**WHAT YOU ARE ASKED TO DO**
Copy every line in which the string "grid" occurs.

[Entries taken from a collection]
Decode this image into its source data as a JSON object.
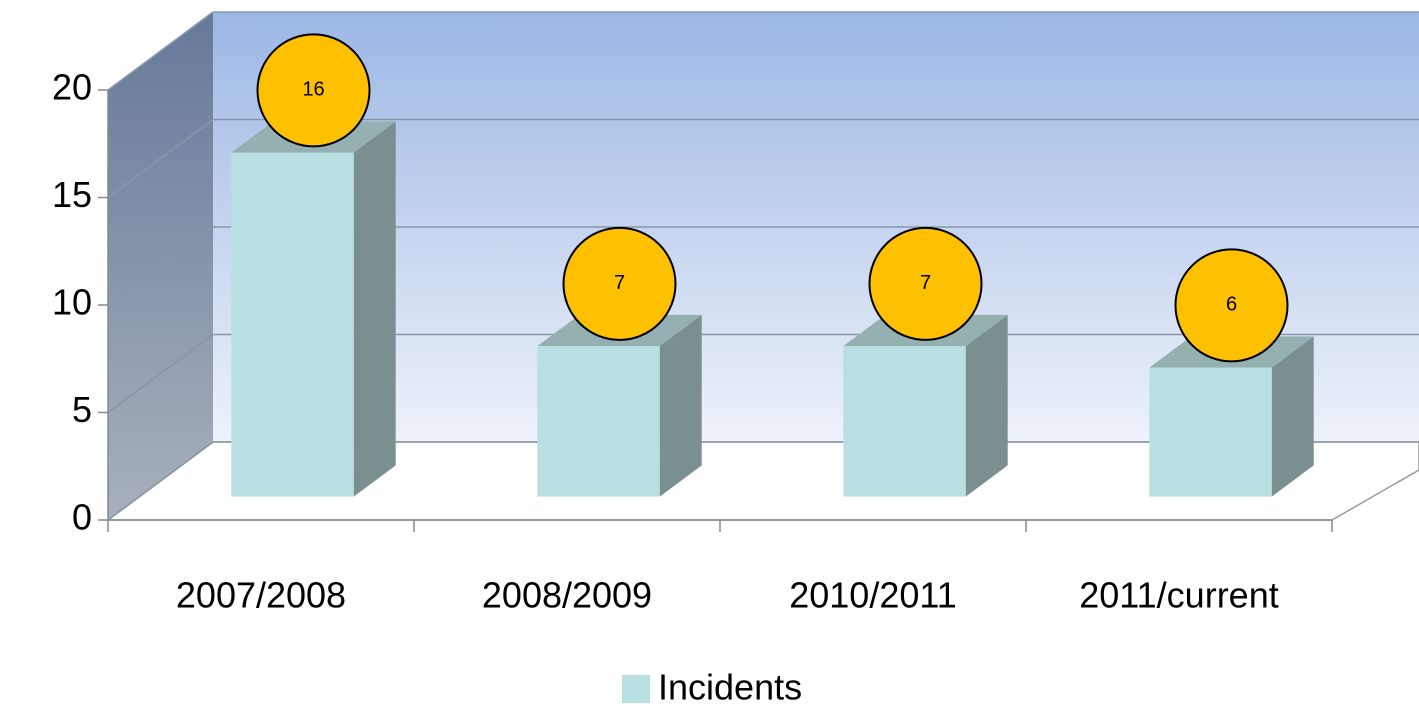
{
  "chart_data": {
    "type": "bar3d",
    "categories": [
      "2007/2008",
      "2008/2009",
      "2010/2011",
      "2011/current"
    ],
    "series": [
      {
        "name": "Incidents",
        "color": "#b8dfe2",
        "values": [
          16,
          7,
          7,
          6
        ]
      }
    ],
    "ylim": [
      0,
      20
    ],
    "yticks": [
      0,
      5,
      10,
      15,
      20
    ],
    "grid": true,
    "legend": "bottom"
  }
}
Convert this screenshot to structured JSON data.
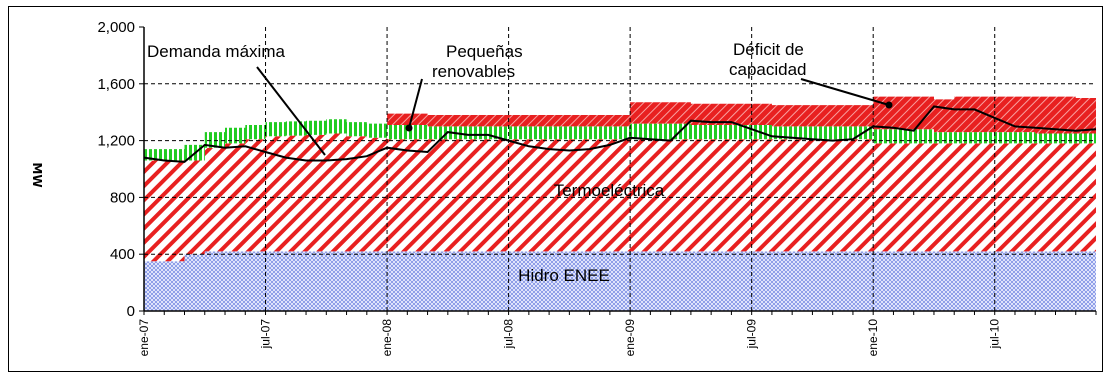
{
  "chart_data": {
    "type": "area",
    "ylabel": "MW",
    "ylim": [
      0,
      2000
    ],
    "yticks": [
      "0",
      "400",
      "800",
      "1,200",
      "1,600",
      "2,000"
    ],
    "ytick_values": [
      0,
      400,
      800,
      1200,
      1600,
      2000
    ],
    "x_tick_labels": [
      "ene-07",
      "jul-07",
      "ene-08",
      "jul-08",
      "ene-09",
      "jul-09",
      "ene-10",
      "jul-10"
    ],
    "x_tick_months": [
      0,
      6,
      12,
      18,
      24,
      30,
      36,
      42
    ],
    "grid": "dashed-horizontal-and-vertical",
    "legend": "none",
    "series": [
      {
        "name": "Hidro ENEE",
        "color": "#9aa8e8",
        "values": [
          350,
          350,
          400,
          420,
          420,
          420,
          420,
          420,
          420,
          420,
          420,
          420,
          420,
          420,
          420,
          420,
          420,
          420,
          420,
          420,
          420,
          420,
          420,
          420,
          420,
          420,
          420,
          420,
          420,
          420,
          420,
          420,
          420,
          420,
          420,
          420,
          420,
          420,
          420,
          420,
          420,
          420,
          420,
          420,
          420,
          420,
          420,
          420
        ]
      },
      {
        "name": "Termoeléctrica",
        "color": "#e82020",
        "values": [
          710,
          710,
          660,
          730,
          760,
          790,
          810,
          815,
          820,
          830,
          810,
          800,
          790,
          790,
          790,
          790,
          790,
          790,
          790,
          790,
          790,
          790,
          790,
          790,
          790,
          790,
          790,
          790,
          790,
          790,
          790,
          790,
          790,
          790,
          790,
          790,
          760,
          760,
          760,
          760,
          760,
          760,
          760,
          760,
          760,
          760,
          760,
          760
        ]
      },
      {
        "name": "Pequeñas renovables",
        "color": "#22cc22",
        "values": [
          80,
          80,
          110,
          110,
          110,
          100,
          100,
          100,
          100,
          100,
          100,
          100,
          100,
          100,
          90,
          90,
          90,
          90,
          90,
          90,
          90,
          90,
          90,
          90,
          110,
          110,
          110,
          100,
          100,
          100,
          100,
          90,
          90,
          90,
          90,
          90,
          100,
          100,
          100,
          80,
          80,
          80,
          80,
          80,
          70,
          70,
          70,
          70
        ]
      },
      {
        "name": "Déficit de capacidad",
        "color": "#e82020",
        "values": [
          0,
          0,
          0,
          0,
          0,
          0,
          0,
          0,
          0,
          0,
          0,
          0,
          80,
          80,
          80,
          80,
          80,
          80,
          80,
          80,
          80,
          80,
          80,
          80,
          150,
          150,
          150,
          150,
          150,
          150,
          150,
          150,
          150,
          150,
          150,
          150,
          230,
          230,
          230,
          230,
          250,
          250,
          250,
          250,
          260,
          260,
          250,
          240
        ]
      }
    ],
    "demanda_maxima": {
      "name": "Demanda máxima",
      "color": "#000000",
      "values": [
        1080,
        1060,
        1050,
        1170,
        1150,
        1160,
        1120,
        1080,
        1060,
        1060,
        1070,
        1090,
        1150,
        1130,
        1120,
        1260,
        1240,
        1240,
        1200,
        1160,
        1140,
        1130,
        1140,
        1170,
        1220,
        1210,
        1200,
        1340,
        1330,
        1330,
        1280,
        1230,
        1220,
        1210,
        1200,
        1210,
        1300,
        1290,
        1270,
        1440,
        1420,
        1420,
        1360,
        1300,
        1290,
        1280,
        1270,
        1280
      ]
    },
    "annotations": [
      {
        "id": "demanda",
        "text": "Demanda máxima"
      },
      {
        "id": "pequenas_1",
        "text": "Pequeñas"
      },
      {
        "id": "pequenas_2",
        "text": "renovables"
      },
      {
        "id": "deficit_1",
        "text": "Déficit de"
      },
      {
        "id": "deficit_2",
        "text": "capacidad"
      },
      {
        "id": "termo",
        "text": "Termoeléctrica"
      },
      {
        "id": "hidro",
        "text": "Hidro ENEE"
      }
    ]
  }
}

**EXERCISE ANSWER**
    "grid": true,
    "grid": "dashed-horizontal-and-vertical",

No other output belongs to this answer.